══ DATA LISTING ══

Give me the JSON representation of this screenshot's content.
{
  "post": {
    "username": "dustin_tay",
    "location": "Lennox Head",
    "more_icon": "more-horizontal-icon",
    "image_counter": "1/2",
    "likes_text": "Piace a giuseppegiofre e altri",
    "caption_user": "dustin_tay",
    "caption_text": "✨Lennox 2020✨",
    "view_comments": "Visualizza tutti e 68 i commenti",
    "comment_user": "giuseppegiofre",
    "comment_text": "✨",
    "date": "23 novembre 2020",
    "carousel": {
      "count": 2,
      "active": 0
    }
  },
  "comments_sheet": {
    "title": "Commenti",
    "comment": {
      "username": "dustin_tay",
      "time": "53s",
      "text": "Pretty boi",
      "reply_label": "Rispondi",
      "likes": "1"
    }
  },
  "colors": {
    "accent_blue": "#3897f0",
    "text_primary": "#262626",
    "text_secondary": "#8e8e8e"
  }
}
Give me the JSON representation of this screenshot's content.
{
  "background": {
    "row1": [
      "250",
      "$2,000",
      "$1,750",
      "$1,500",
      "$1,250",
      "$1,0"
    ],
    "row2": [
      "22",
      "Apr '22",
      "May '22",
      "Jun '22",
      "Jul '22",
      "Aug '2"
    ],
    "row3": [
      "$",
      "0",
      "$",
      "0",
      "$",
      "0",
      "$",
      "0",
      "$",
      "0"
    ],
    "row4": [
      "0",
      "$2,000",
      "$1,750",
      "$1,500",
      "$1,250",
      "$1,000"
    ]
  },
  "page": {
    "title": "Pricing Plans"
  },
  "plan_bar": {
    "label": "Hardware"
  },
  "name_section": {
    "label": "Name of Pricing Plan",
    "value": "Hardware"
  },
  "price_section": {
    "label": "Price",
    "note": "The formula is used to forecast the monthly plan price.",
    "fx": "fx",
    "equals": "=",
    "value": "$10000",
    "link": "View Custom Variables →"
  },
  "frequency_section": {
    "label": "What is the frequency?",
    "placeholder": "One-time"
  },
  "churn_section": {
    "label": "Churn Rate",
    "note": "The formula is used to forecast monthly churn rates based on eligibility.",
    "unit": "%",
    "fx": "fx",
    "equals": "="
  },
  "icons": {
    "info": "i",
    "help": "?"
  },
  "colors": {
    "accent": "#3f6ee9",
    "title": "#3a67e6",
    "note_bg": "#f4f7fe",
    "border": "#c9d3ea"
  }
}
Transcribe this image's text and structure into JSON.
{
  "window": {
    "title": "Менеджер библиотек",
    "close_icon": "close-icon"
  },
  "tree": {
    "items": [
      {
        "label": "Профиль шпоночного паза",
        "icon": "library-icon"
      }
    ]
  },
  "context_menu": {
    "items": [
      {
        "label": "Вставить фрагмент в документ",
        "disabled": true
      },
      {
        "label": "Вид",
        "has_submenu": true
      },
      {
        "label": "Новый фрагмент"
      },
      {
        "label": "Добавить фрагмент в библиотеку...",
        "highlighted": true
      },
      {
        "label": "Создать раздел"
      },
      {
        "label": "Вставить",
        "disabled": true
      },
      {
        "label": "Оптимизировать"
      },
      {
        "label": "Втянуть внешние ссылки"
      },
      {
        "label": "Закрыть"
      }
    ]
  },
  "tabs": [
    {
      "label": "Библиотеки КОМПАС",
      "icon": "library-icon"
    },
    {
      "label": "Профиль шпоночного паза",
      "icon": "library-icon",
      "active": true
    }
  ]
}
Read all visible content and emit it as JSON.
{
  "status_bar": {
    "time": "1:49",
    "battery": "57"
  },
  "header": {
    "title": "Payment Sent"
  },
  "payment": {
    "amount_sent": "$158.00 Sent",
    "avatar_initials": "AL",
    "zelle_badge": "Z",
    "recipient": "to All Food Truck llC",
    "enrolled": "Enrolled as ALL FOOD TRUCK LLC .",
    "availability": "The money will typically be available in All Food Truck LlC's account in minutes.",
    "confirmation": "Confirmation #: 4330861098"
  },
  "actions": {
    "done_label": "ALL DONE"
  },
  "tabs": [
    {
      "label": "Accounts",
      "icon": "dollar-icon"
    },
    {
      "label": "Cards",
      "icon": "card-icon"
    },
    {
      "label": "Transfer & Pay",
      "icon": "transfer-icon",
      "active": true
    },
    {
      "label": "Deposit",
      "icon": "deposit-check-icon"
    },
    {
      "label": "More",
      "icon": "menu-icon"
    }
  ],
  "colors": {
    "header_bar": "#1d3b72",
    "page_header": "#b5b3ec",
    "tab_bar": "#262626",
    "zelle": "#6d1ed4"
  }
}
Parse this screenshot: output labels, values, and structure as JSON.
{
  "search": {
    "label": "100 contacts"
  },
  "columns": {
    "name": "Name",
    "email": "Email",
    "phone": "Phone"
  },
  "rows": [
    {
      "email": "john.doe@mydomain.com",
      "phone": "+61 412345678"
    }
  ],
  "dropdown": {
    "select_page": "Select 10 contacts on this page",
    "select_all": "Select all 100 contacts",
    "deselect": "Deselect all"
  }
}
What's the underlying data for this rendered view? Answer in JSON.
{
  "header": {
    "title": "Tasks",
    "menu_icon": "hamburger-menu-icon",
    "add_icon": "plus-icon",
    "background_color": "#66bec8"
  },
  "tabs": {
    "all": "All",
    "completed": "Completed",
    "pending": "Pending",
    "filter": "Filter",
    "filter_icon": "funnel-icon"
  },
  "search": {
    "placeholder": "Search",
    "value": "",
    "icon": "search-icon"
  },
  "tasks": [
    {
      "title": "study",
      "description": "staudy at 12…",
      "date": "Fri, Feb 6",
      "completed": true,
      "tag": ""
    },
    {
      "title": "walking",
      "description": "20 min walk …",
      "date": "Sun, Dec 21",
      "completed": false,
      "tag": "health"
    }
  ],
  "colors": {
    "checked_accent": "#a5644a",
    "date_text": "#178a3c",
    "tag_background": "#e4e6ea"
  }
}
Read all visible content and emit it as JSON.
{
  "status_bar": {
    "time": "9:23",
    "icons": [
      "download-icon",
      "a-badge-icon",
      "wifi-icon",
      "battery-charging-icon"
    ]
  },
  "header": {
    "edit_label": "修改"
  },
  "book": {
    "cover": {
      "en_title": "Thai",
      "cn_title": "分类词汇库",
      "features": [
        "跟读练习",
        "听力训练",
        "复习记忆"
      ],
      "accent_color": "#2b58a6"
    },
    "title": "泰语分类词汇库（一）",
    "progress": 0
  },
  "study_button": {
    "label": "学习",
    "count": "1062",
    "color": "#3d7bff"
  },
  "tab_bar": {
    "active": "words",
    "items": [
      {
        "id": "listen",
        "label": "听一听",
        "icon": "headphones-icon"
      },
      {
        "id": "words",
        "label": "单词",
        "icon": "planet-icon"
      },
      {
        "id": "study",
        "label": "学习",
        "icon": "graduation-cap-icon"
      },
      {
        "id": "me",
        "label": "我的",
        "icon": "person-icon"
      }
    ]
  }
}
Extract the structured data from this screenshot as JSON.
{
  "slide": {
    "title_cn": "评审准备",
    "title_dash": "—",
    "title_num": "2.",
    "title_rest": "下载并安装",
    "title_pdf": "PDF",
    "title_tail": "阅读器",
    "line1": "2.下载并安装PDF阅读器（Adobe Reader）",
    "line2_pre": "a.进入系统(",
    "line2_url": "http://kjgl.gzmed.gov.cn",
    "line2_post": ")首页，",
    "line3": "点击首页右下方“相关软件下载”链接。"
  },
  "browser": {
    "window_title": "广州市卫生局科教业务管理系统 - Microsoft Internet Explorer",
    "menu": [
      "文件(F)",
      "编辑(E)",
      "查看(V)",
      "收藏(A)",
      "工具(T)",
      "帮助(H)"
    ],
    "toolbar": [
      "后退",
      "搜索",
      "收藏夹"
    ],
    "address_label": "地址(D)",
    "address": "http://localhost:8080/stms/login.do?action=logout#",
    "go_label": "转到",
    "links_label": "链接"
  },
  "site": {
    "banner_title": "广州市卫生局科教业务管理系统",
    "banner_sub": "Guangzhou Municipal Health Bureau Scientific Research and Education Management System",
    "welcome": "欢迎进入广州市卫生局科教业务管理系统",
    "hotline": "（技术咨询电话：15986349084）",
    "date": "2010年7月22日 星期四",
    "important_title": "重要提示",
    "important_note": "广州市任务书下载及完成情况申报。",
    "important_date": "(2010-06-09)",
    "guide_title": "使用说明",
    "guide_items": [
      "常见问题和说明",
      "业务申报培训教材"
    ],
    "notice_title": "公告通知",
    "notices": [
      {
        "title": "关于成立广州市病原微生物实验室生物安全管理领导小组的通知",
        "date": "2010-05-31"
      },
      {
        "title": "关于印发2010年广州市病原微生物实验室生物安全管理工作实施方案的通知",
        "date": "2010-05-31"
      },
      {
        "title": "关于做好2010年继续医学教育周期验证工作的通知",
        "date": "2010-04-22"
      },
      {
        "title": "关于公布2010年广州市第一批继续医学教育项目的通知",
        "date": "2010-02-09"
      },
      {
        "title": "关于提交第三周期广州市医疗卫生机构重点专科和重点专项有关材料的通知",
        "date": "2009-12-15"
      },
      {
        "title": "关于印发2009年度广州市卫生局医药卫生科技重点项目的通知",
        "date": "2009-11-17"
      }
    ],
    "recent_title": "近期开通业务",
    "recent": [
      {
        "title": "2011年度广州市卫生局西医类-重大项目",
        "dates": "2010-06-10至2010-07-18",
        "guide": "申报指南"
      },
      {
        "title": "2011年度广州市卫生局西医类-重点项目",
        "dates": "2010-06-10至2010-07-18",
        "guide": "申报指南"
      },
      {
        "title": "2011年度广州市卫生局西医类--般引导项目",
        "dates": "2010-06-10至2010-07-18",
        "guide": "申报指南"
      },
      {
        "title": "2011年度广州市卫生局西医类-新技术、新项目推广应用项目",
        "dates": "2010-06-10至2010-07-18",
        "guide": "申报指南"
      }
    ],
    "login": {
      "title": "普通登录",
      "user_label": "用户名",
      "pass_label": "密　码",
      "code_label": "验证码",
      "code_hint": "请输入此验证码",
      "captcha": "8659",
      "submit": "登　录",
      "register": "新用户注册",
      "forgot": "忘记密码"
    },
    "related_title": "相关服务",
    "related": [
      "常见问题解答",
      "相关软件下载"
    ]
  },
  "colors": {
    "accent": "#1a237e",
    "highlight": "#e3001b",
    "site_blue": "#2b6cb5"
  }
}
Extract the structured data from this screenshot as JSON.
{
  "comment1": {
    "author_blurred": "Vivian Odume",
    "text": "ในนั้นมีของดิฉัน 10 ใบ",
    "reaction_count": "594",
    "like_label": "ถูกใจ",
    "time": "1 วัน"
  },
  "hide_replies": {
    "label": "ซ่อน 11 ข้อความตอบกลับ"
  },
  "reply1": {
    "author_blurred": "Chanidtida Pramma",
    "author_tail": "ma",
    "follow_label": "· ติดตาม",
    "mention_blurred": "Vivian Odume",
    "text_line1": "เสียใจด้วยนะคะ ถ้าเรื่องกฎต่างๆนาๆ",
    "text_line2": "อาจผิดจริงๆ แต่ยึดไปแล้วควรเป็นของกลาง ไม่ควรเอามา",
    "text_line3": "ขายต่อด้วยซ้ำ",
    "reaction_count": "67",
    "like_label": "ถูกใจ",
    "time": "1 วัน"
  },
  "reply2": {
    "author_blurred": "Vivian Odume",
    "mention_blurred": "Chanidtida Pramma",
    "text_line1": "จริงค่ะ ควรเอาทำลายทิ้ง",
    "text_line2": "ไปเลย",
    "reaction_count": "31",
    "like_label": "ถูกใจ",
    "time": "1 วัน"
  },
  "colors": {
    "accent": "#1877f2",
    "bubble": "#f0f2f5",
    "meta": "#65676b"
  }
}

═══

• PROBLEM DETAILS: State how many lines of the entries above include the word "library", offering no text other than the number.

• WORKED SOLUTION: 3